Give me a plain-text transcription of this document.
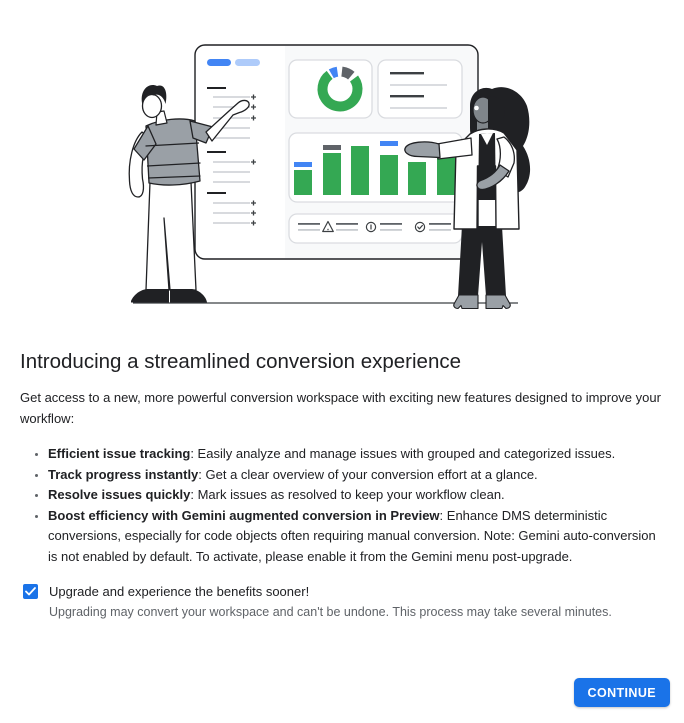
Introducing a streamlined conversion experience

Get access to a new, more powerful conversion workspace with exciting new features designed to improve your workflow:

• Efficient issue tracking: Easily analyze and manage issues with grouped and categorized issues.
• Track progress instantly: Get a clear overview of your conversion effort at a glance.
• Resolve issues quickly: Mark issues as resolved to keep your workflow clean.
• Boost efficiency with Gemini augmented conversion in Preview: Enhance DMS deterministic conversions, especially for code objects often requiring manual conversion. Note: Gemini auto-conversion is not enabled by default. To activate, please enable it from the Gemini menu post-upgrade.
Upgrade and experience the benefits sooner!
Upgrading may convert your workspace and can't be undone. This process may take several minutes.
CONTINUE
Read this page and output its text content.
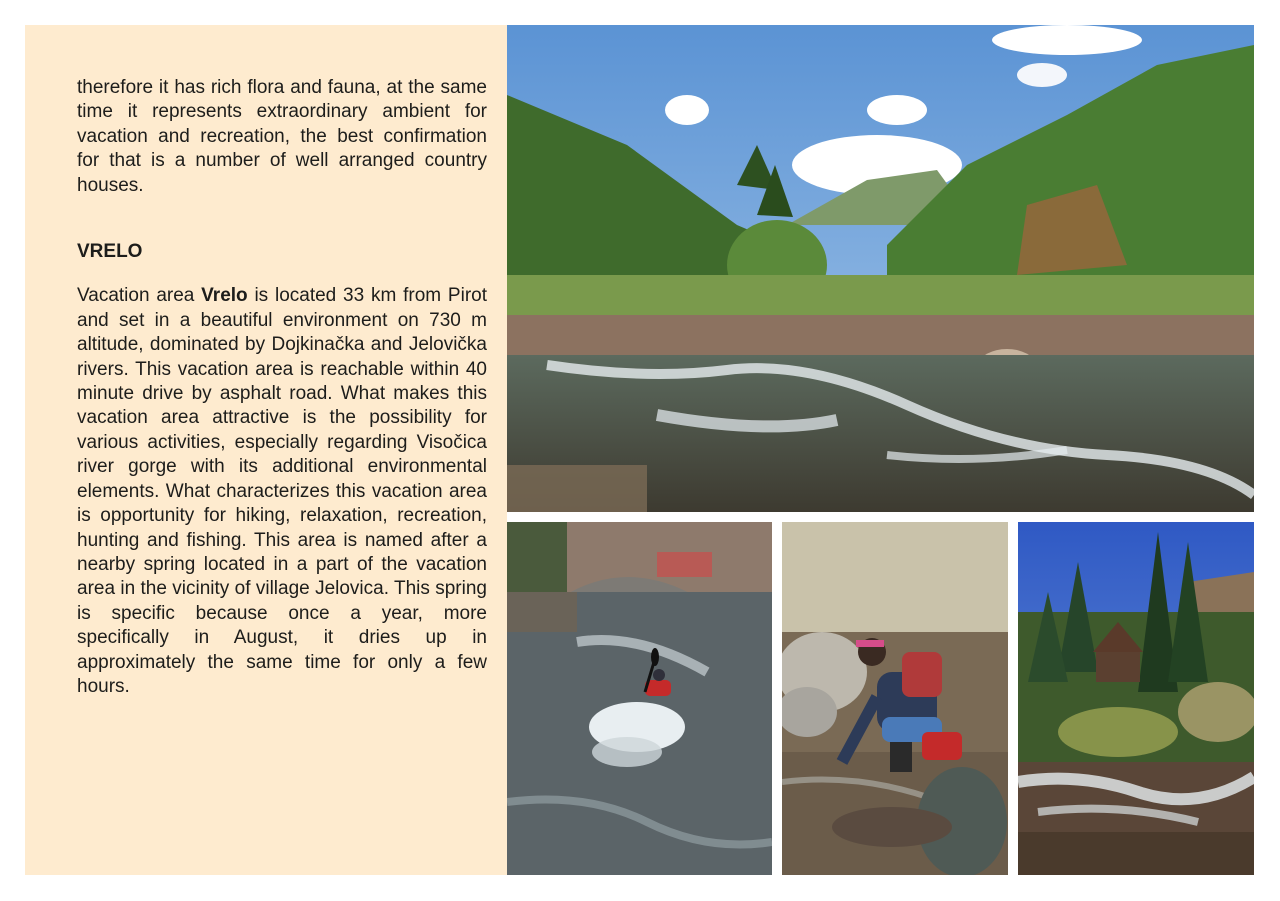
therefore it has rich flora and fauna, at the same time it represents extraordinary ambient for vacation and recreation, the best confirmation for that is a number of well arranged country houses.

VRELO

Vacation area Vrelo is located 33 km from Pirot and set in a beautiful environment on 730 m altitude, dominated by Dojkinačka and Jelovička rivers. This vacation area is reachable within 40 minute drive by asphalt road. What makes this vacation area attractive is the possibility for various activities, especially regarding Visočica river gorge with its additional environmental elements. What characterizes this vacation area is opportunity for hiking, relaxation, recreation, hunting and fishing. This area is named after a nearby spring located in a part of the vacation area in the vicinity of village Jelovica. This spring is specific because once a year, more specifically in August, it dries up in approximately the same time for only a few hours.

### TASK DESCRIPTION:
Give every line above again exactly, with no pictures.

### RESPONSE:
Give me a plain-text transcription of this document.
Introducing a streamlined conversion experience

Get access to a new, more powerful conversion workspace with exciting new features designed to improve your workflow:

• Efficient issue tracking: Easily analyze and manage issues with grouped and categorized issues.
• Track progress instantly: Get a clear overview of your conversion effort at a glance.
• Resolve issues quickly: Mark issues as resolved to keep your workflow clean.
• Boost efficiency with Gemini augmented conversion in Preview: Enhance DMS deterministic conversions, especially for code objects often requiring manual conversion. Note: Gemini auto-conversion is not enabled by default. To activate, please enable it from the Gemini menu post-upgrade.
Upgrade and experience the benefits sooner!
Upgrading may convert your workspace and can't be undone. This process may take several minutes.
CONTINUE
Read this page and output its text content.
therefore it has rich flora and fauna, at the same time it represents extraordinary ambient for vacation and recreation, the best confirmation for that is a number of well arranged country houses.

VRELO

Vacation area Vrelo is located 33 km from Pirot and set in a beautiful environment on 730 m altitude, dominated by Dojkinačka and Jelovička rivers. This vacation area is reachable within 40 minute drive by asphalt road. What makes this vacation area attractive is the possibility for various activities, especially regarding Visočica river gorge with its additional environmental elements. What characterizes this vacation area is opportunity for hiking, relaxation, recreation, hunting and fishing. This area is named after a nearby spring located in a part of the vacation area in the vicinity of village Jelovica. This spring is specific because once a year, more specifically in August, it dries up in approximately the same time for only a few hours.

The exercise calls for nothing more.